**Direction:**
Return the listing below verbatim. Pictures do not belong in the copy.

◆ ◆ ◆ ◆ ◆ ◆ ◆

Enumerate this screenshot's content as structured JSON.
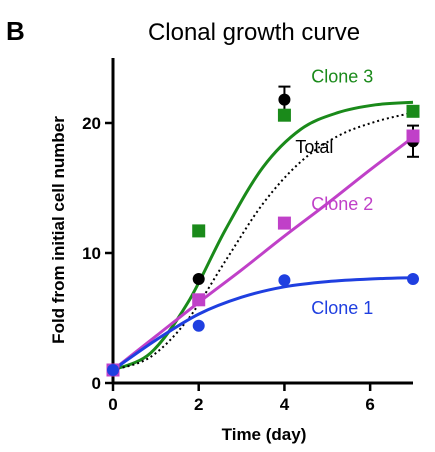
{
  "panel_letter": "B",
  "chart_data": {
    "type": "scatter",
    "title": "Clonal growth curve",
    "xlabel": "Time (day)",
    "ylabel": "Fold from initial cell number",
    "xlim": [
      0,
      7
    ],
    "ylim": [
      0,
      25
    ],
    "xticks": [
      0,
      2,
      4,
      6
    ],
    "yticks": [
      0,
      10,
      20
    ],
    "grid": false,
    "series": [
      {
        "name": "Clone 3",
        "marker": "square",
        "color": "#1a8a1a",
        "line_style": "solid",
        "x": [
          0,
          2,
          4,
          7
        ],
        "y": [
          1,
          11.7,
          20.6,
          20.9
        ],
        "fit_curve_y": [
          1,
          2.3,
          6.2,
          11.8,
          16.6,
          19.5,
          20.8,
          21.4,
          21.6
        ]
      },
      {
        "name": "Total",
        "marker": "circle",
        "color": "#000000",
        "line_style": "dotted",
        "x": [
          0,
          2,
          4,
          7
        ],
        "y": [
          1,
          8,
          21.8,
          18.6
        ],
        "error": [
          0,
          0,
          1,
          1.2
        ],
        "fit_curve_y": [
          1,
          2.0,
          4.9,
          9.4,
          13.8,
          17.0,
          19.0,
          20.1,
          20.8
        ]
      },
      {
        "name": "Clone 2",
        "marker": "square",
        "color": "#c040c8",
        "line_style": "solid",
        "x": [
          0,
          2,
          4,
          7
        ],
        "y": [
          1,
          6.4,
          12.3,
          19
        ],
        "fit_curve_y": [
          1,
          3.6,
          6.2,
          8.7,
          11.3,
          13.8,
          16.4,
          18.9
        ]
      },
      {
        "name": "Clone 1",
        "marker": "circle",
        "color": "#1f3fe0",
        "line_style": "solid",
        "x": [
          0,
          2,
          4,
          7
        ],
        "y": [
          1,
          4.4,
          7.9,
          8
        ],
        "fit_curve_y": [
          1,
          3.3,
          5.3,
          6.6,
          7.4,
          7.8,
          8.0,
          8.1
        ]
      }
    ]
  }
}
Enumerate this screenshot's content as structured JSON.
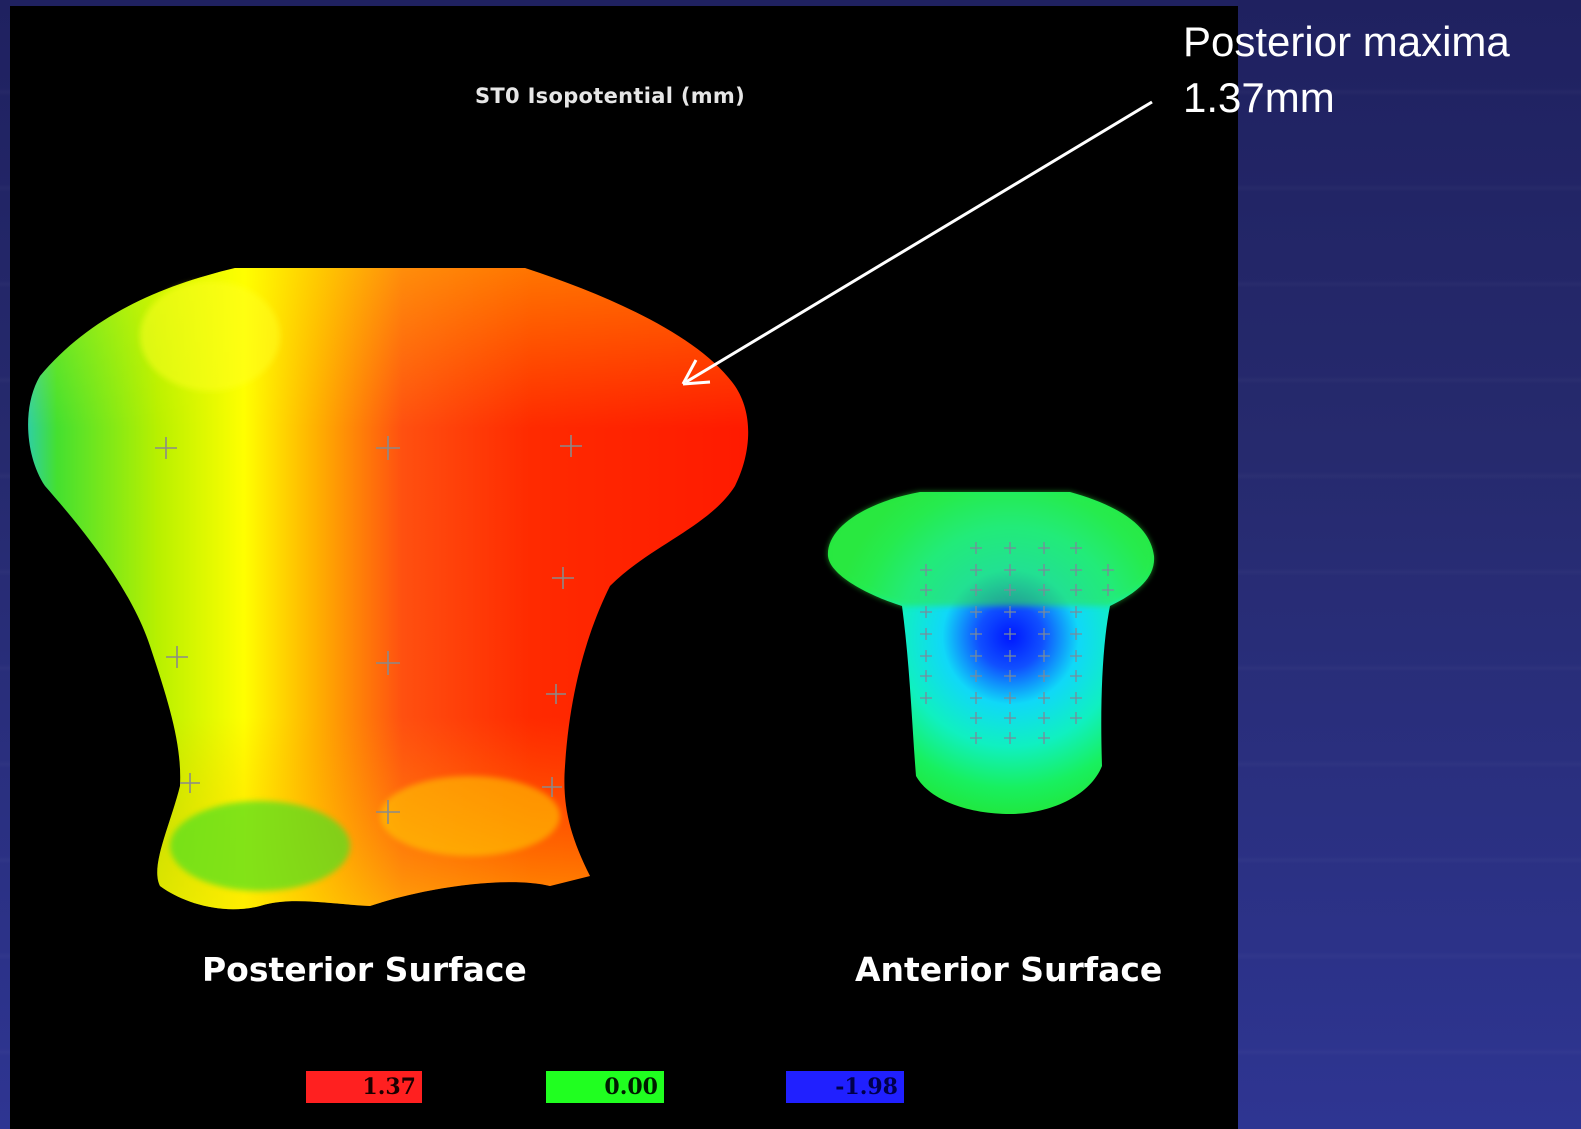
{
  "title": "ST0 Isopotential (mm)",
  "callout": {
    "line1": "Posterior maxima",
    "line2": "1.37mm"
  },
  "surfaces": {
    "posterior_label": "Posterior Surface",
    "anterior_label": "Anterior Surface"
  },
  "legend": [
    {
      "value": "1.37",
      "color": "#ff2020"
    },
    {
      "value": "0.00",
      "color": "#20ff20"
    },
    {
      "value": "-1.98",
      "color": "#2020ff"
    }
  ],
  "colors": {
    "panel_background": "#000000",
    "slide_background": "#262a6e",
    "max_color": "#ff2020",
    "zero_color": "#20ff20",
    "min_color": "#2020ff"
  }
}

◆ ◆ ◆ ◆ ◆ ◆ ◆

**Result for this task:**
Enumerate this screenshot's content as structured JSON.
{
  "panel_letter": "B",
  "chart_data": {
    "type": "scatter",
    "title": "Clonal growth curve",
    "xlabel": "Time (day)",
    "ylabel": "Fold from initial cell number",
    "xlim": [
      0,
      7
    ],
    "ylim": [
      0,
      25
    ],
    "xticks": [
      0,
      2,
      4,
      6
    ],
    "yticks": [
      0,
      10,
      20
    ],
    "grid": false,
    "series": [
      {
        "name": "Clone 3",
        "marker": "square",
        "color": "#1a8a1a",
        "line_style": "solid",
        "x": [
          0,
          2,
          4,
          7
        ],
        "y": [
          1,
          11.7,
          20.6,
          20.9
        ],
        "fit_curve_y": [
          1,
          2.3,
          6.2,
          11.8,
          16.6,
          19.5,
          20.8,
          21.4,
          21.6
        ]
      },
      {
        "name": "Total",
        "marker": "circle",
        "color": "#000000",
        "line_style": "dotted",
        "x": [
          0,
          2,
          4,
          7
        ],
        "y": [
          1,
          8,
          21.8,
          18.6
        ],
        "error": [
          0,
          0,
          1,
          1.2
        ],
        "fit_curve_y": [
          1,
          2.0,
          4.9,
          9.4,
          13.8,
          17.0,
          19.0,
          20.1,
          20.8
        ]
      },
      {
        "name": "Clone 2",
        "marker": "square",
        "color": "#c040c8",
        "line_style": "solid",
        "x": [
          0,
          2,
          4,
          7
        ],
        "y": [
          1,
          6.4,
          12.3,
          19
        ],
        "fit_curve_y": [
          1,
          3.6,
          6.2,
          8.7,
          11.3,
          13.8,
          16.4,
          18.9
        ]
      },
      {
        "name": "Clone 1",
        "marker": "circle",
        "color": "#1f3fe0",
        "line_style": "solid",
        "x": [
          0,
          2,
          4,
          7
        ],
        "y": [
          1,
          4.4,
          7.9,
          8
        ],
        "fit_curve_y": [
          1,
          3.3,
          5.3,
          6.6,
          7.4,
          7.8,
          8.0,
          8.1
        ]
      }
    ]
  }
}
Enumerate this screenshot's content as structured JSON.
{
  "title": "ST0 Isopotential (mm)",
  "callout": {
    "line1": "Posterior maxima",
    "line2": "1.37mm"
  },
  "surfaces": {
    "posterior_label": "Posterior Surface",
    "anterior_label": "Anterior Surface"
  },
  "legend": [
    {
      "value": "1.37",
      "color": "#ff2020"
    },
    {
      "value": "0.00",
      "color": "#20ff20"
    },
    {
      "value": "-1.98",
      "color": "#2020ff"
    }
  ],
  "colors": {
    "panel_background": "#000000",
    "slide_background": "#262a6e",
    "max_color": "#ff2020",
    "zero_color": "#20ff20",
    "min_color": "#2020ff"
  }
}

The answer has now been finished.